Each record is to be printed again precisely as it reads.

begin Record extracts

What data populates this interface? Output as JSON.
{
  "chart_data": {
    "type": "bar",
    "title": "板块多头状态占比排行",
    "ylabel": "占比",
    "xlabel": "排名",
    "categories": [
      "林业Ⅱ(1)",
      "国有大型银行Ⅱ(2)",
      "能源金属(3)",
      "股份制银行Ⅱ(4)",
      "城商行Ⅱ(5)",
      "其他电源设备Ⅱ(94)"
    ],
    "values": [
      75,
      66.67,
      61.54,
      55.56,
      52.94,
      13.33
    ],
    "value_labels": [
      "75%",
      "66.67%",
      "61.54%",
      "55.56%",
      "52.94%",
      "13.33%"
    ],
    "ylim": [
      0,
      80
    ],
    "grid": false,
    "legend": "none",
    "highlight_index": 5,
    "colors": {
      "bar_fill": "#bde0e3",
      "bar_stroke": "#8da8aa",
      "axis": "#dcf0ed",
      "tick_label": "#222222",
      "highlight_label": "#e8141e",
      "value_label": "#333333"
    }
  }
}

end Record extracts

| Right answer |
What data populates this interface? Output as JSON.
{
  "chart_data": {
    "type": "bar",
    "title": "板块多头状态占比排行",
    "ylabel": "占比",
    "xlabel": "排名",
    "categories": [
      "林业Ⅱ(1)",
      "国有大型银行Ⅱ(2)",
      "能源金属(3)",
      "股份制银行Ⅱ(4)",
      "城商行Ⅱ(5)",
      "其他电源设备Ⅱ(94)"
    ],
    "values": [
      75,
      66.67,
      61.54,
      55.56,
      52.94,
      13.33
    ],
    "value_labels": [
      "75%",
      "66.67%",
      "61.54%",
      "55.56%",
      "52.94%",
      "13.33%"
    ],
    "ylim": [
      0,
      80
    ],
    "grid": false,
    "legend": "none",
    "highlight_index": 5,
    "colors": {
      "bar_fill": "#bde0e3",
      "bar_stroke": "#8da8aa",
      "axis": "#dcf0ed",
      "tick_label": "#222222",
      "highlight_label": "#e8141e",
      "value_label": "#333333"
    }
  }
}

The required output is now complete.